Collection entries:

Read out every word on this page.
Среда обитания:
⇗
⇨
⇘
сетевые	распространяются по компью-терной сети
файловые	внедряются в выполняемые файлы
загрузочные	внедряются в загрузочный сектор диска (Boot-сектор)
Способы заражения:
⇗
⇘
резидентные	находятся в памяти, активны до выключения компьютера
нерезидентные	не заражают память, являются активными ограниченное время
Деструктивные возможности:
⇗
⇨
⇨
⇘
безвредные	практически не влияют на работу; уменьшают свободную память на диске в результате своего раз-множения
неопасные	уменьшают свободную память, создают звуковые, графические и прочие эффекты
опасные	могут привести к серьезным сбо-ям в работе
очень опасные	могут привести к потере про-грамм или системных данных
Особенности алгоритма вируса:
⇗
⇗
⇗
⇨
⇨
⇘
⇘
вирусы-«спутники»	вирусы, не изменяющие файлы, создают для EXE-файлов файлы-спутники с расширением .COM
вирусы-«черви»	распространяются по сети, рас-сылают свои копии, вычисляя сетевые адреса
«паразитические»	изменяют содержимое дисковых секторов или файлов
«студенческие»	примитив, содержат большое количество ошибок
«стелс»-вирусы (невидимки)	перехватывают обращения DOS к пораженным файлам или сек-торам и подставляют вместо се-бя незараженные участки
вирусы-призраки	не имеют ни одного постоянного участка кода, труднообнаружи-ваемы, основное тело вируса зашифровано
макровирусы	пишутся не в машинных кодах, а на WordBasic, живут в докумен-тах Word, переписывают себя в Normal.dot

* What this task involves
Reproduce all of the data exactly as given.

* Task solution
Read out every word on this page.
Среда обитания:
⇗
⇨
⇘
сетевые	распространяются по компью-терной сети
файловые	внедряются в выполняемые файлы
загрузочные	внедряются в загрузочный сектор диска (Boot-сектор)
Способы заражения:
⇗
⇘
резидентные	находятся в памяти, активны до выключения компьютера
нерезидентные	не заражают память, являются активными ограниченное время
Деструктивные возможности:
⇗
⇨
⇨
⇘
безвредные	практически не влияют на работу; уменьшают свободную память на диске в результате своего раз-множения
неопасные	уменьшают свободную память, создают звуковые, графические и прочие эффекты
опасные	могут привести к серьезным сбо-ям в работе
очень опасные	могут привести к потере про-грамм или системных данных
Особенности алгоритма вируса:
⇗
⇗
⇗
⇨
⇨
⇘
⇘
вирусы-«спутники»	вирусы, не изменяющие файлы, создают для EXE-файлов файлы-спутники с расширением .COM
вирусы-«черви»	распространяются по сети, рас-сылают свои копии, вычисляя сетевые адреса
«паразитические»	изменяют содержимое дисковых секторов или файлов
«студенческие»	примитив, содержат большое количество ошибок
«стелс»-вирусы (невидимки)	перехватывают обращения DOS к пораженным файлам или сек-торам и подставляют вместо се-бя незараженные участки
вирусы-призраки	не имеют ни одного постоянного участка кода, труднообнаружи-ваемы, основное тело вируса зашифровано
макровирусы	пишутся не в машинных кодах, а на WordBasic, живут в докумен-тах Word, переписывают себя в Normal.dot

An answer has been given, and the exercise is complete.